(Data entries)
START

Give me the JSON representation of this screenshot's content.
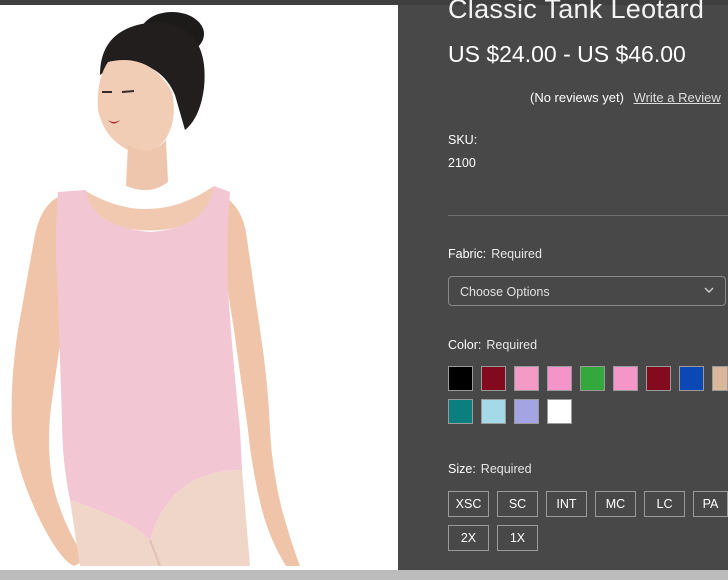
{
  "product": {
    "title": "Classic Tank Leotard",
    "price": "US $24.00 - US $46.00",
    "reviews_text": "(No reviews yet)",
    "write_review": "Write a Review",
    "sku_label": "SKU:",
    "sku_value": "2100"
  },
  "fabric": {
    "label": "Fabric:",
    "required": "Required",
    "selected": "Choose Options"
  },
  "color": {
    "label": "Color:",
    "required": "Required",
    "swatches": [
      "#000000",
      "#820a1e",
      "#f39ac5",
      "#f594c8",
      "#34a83c",
      "#f596c8",
      "#840a1e",
      "#0b47b5",
      "#d9b79a",
      "#0a7f7d",
      "#a6d9e8",
      "#a4a3e3",
      "#ffffff"
    ]
  },
  "size": {
    "label": "Size:",
    "required": "Required",
    "options": [
      "XSC",
      "SC",
      "INT",
      "MC",
      "LC",
      "PA",
      "2X",
      "1X"
    ]
  },
  "colors": {
    "background": "#484848",
    "image_background": "#ffffff",
    "leotard": "#f3c6d4"
  }
}
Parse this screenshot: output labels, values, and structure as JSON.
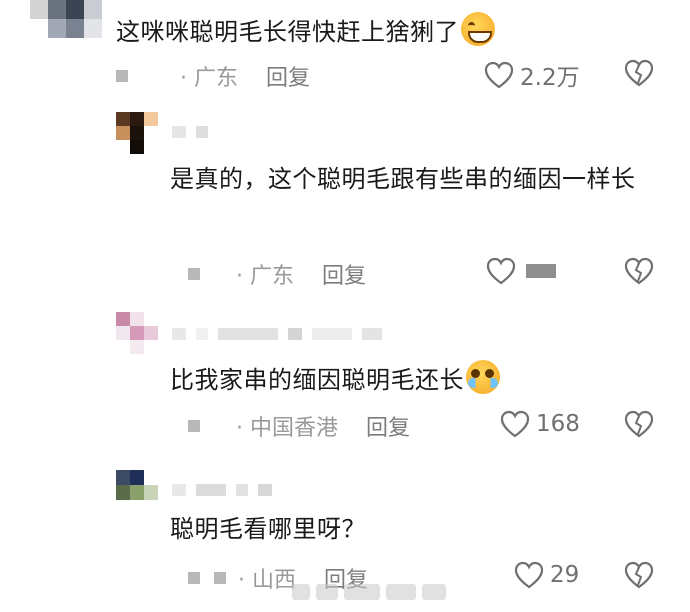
{
  "comments": [
    {
      "text": "这咪咪聪明毛长得快赶上猞猁了",
      "emoji": "grinning-sweat-emoji",
      "location": "· 广东",
      "reply_label": "回复",
      "likes": "2.2万"
    },
    {
      "text": "是真的，这个聪明毛跟有些串的缅因一样长",
      "location": "· 广东",
      "reply_label": "回复",
      "likes": ""
    },
    {
      "text": "比我家串的缅因聪明毛还长",
      "emoji": "crying-emoji",
      "location": "· 中国香港",
      "reply_label": "回复",
      "likes": "168"
    },
    {
      "text": "聪明毛看哪里呀？",
      "location": "· 山西",
      "reply_label": "回复",
      "likes": "29"
    }
  ],
  "colors": {
    "text": "#1a1a1a",
    "meta": "#9a9a9a",
    "icon": "#707070",
    "mask": "#d9d9d9"
  }
}
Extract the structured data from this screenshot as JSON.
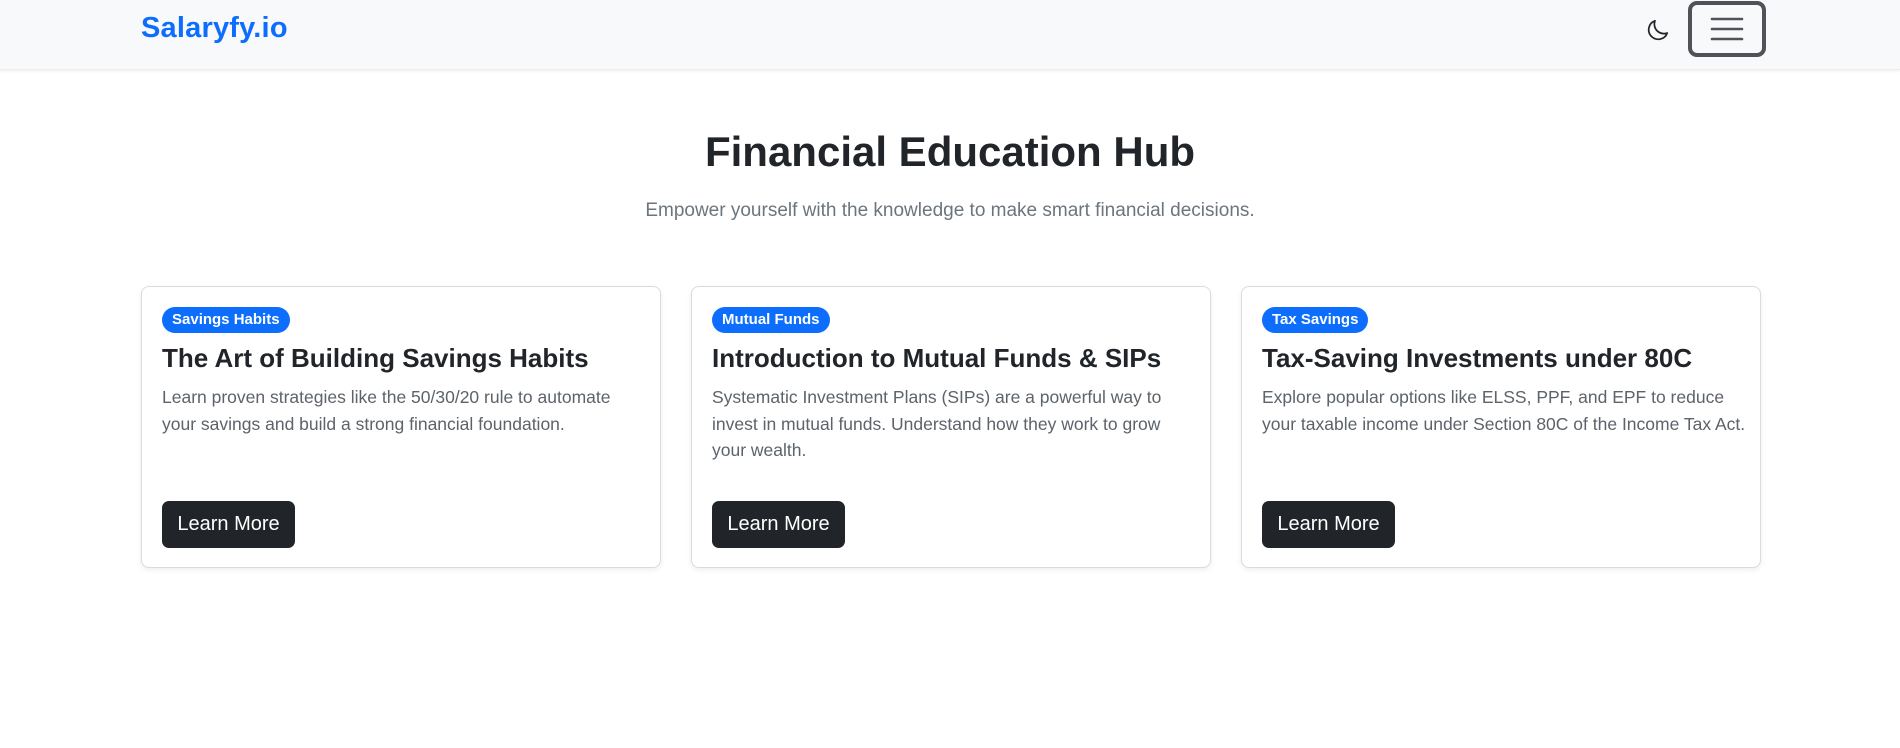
{
  "navbar": {
    "brand": "Salaryfy.io",
    "theme_icon": "moon-icon",
    "menu_icon": "hamburger-icon"
  },
  "hero": {
    "title": "Financial Education Hub",
    "subtitle": "Empower yourself with the knowledge to make smart financial decisions."
  },
  "cards": [
    {
      "badge": "Savings Habits",
      "title": "The Art of Building Savings Habits",
      "text": "Learn proven strategies like the 50/30/20 rule to automate your savings and build a strong financial foundation.",
      "button": "Learn More"
    },
    {
      "badge": "Mutual Funds",
      "title": "Introduction to Mutual Funds & SIPs",
      "text": "Systematic Investment Plans (SIPs) are a powerful way to invest in mutual funds. Understand how they work to grow your wealth.",
      "button": "Learn More"
    },
    {
      "badge": "Tax Savings",
      "title": "Tax-Saving Investments under 80C",
      "text": "Explore popular options like ELSS, PPF, and EPF to reduce your taxable income under Section 80C of the Income Tax Act.",
      "button": "Learn More"
    }
  ],
  "colors": {
    "brand": "#0d6efd",
    "badge_bg": "#0d6efd",
    "button_bg": "#212529",
    "navbar_bg": "#f8f9fa",
    "text_muted": "#6c757d"
  }
}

END

• **INSTRUCTIONS FOR THE TASK**
List all lines from the entries that include the word "JSON".

• **EXPECTED OUTPUT**
Give me the JSON representation of this screenshot's content.
Parse this screenshot: output labels, values, and structure as JSON.
Extract the structured data from this screenshot as JSON.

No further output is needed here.